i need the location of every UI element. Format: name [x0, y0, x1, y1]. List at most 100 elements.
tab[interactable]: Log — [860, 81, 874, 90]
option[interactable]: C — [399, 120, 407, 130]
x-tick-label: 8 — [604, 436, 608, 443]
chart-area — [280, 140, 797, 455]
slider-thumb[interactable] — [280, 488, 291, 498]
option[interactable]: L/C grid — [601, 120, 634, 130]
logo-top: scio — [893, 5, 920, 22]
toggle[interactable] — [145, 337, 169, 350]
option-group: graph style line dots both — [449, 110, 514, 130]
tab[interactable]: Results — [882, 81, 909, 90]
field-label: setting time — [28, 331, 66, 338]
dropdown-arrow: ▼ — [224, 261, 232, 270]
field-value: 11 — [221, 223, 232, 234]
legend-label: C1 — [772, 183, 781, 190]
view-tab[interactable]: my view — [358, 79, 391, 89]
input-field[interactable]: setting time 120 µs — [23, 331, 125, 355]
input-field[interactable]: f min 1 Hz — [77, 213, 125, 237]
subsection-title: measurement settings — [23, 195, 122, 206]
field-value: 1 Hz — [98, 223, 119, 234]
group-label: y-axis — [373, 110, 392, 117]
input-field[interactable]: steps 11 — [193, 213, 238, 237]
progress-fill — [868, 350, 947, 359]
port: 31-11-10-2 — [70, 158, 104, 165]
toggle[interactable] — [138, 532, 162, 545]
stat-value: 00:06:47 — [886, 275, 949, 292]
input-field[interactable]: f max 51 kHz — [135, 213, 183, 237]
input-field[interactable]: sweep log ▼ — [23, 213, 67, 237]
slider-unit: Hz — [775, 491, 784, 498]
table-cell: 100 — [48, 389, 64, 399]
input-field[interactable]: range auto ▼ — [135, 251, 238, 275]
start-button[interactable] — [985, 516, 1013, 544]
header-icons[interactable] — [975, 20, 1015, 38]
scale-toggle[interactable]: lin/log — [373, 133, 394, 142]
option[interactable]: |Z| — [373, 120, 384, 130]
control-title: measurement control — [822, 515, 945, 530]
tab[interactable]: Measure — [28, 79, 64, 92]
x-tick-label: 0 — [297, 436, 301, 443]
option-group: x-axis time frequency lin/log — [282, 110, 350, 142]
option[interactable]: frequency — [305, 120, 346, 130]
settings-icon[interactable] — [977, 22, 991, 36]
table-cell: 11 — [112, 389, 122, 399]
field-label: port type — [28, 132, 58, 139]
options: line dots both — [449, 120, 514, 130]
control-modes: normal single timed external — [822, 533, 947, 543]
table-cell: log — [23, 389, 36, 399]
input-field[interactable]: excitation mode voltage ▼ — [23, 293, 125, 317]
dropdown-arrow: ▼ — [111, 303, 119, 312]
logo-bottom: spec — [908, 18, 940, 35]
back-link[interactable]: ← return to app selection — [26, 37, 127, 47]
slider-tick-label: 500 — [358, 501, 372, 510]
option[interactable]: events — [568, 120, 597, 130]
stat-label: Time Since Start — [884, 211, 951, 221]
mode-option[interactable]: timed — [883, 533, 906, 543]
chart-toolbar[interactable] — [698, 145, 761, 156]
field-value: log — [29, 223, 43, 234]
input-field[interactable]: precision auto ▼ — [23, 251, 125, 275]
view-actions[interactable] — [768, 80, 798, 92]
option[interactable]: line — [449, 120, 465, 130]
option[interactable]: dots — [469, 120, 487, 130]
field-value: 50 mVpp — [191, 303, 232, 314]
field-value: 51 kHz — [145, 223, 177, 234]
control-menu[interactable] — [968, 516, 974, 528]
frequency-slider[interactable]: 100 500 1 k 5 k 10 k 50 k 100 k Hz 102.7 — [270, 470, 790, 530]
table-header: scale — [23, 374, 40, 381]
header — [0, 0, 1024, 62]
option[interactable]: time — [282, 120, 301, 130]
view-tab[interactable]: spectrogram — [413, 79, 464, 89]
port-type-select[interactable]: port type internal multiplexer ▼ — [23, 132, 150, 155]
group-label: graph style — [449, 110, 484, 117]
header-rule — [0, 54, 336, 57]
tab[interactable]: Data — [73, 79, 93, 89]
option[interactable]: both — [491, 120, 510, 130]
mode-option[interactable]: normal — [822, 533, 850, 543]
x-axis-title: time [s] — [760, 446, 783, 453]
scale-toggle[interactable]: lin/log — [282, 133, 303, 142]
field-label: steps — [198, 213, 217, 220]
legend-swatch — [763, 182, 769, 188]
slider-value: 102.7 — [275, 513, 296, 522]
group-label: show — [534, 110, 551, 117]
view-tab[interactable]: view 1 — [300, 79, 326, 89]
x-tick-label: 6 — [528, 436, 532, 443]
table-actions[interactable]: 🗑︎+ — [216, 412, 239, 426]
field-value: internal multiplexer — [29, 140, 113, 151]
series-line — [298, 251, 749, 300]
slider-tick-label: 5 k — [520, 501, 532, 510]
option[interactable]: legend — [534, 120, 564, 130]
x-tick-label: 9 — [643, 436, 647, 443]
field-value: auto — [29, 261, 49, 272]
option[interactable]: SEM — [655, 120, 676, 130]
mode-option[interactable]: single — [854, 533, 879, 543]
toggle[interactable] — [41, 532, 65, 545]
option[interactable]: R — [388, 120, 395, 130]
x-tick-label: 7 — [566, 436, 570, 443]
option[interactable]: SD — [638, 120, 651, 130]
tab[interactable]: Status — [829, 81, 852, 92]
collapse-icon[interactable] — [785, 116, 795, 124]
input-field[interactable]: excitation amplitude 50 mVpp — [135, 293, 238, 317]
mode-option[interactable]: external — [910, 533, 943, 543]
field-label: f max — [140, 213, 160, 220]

• **Goal of the exercise**
Reproduce the material above line for line, swapping every "input-field" for "text-field" and changing nothing else.

• **In response**
i need the location of every UI element. Format: name [x0, y0, x1, y1]. List at most 100 elements.
tab[interactable]: Log — [860, 81, 874, 90]
option[interactable]: C — [399, 120, 407, 130]
x-tick-label: 8 — [604, 436, 608, 443]
chart-area — [280, 140, 797, 455]
slider-thumb[interactable] — [280, 488, 291, 498]
option[interactable]: L/C grid — [601, 120, 634, 130]
logo-top: scio — [893, 5, 920, 22]
toggle[interactable] — [145, 337, 169, 350]
option-group: graph style line dots both — [449, 110, 514, 130]
tab[interactable]: Results — [882, 81, 909, 90]
field-label: setting time — [28, 331, 66, 338]
dropdown-arrow: ▼ — [224, 261, 232, 270]
field-value: 11 — [221, 223, 232, 234]
legend-label: C1 — [772, 183, 781, 190]
view-tab[interactable]: my view — [358, 79, 391, 89]
text-field[interactable]: setting time 120 µs — [23, 331, 125, 355]
text-field[interactable]: f min 1 Hz — [77, 213, 125, 237]
subsection-title: measurement settings — [23, 195, 122, 206]
field-value: 1 Hz — [98, 223, 119, 234]
group-label: y-axis — [373, 110, 392, 117]
text-field[interactable]: steps 11 — [193, 213, 238, 237]
progress-fill — [868, 350, 947, 359]
port: 31-11-10-2 — [70, 158, 104, 165]
toggle[interactable] — [138, 532, 162, 545]
stat-value: 00:06:47 — [886, 275, 949, 292]
text-field[interactable]: f max 51 kHz — [135, 213, 183, 237]
text-field[interactable]: sweep log ▼ — [23, 213, 67, 237]
slider-unit: Hz — [775, 491, 784, 498]
table-cell: 100 — [48, 389, 64, 399]
text-field[interactable]: range auto ▼ — [135, 251, 238, 275]
start-button[interactable] — [985, 516, 1013, 544]
header-icons[interactable] — [975, 20, 1015, 38]
scale-toggle[interactable]: lin/log — [373, 133, 394, 142]
option[interactable]: |Z| — [373, 120, 384, 130]
control-title: measurement control — [822, 515, 945, 530]
tab[interactable]: Measure — [28, 79, 64, 92]
x-tick-label: 0 — [297, 436, 301, 443]
option-group: x-axis time frequency lin/log — [282, 110, 350, 142]
option[interactable]: frequency — [305, 120, 346, 130]
settings-icon[interactable] — [977, 22, 991, 36]
table-cell: 11 — [112, 389, 122, 399]
field-label: port type — [28, 132, 58, 139]
options: line dots both — [449, 120, 514, 130]
control-modes: normal single timed external — [822, 533, 947, 543]
table-cell: log — [23, 389, 36, 399]
text-field[interactable]: excitation mode voltage ▼ — [23, 293, 125, 317]
dropdown-arrow: ▼ — [111, 303, 119, 312]
logo-bottom: spec — [908, 18, 940, 35]
back-link[interactable]: ← return to app selection — [26, 37, 127, 47]
slider-tick-label: 500 — [358, 501, 372, 510]
option[interactable]: events — [568, 120, 597, 130]
stat-label: Time Since Start — [884, 211, 951, 221]
mode-option[interactable]: timed — [883, 533, 906, 543]
chart-toolbar[interactable] — [698, 145, 761, 156]
field-value: log — [29, 223, 43, 234]
text-field[interactable]: precision auto ▼ — [23, 251, 125, 275]
view-actions[interactable] — [768, 80, 798, 92]
option[interactable]: line — [449, 120, 465, 130]
option[interactable]: dots — [469, 120, 487, 130]
field-value: 50 mVpp — [191, 303, 232, 314]
field-value: 51 kHz — [145, 223, 177, 234]
control-menu[interactable] — [968, 516, 974, 528]
frequency-slider[interactable]: 100 500 1 k 5 k 10 k 50 k 100 k Hz 102.7 — [270, 470, 790, 530]
table-header: scale — [23, 374, 40, 381]
header — [0, 0, 1024, 62]
option[interactable]: time — [282, 120, 301, 130]
view-tab[interactable]: spectrogram — [413, 79, 464, 89]
port-type-select[interactable]: port type internal multiplexer ▼ — [23, 132, 150, 155]
group-label: graph style — [449, 110, 484, 117]
header-rule — [0, 54, 336, 57]
tab[interactable]: Data — [73, 79, 93, 89]
option[interactable]: both — [491, 120, 510, 130]
mode-option[interactable]: normal — [822, 533, 850, 543]
x-axis-title: time [s] — [760, 446, 783, 453]
scale-toggle[interactable]: lin/log — [282, 133, 303, 142]
field-label: steps — [198, 213, 217, 220]
legend-swatch — [763, 182, 769, 188]
slider-value: 102.7 — [275, 513, 296, 522]
group-label: show — [534, 110, 551, 117]
view-tab[interactable]: view 1 — [300, 79, 326, 89]
x-tick-label: 6 — [528, 436, 532, 443]
table-actions[interactable]: 🗑︎+ — [216, 412, 239, 426]
field-value: internal multiplexer — [29, 140, 113, 151]
series-line — [298, 251, 749, 300]
slider-tick-label: 5 k — [520, 501, 532, 510]
option[interactable]: legend — [534, 120, 564, 130]
x-tick-label: 9 — [643, 436, 647, 443]
field-value: auto — [29, 261, 49, 272]
option[interactable]: SEM — [655, 120, 676, 130]
mode-option[interactable]: single — [854, 533, 879, 543]
toggle[interactable] — [41, 532, 65, 545]
option[interactable]: R — [388, 120, 395, 130]
x-tick-label: 7 — [566, 436, 570, 443]
option[interactable]: SD — [638, 120, 651, 130]
tab[interactable]: Status — [829, 81, 852, 92]
collapse-icon[interactable] — [785, 116, 795, 124]
text-field[interactable]: excitation amplitude 50 mVpp — [135, 293, 238, 317]
mode-option[interactable]: external — [910, 533, 943, 543]
field-label: f max — [140, 213, 160, 220]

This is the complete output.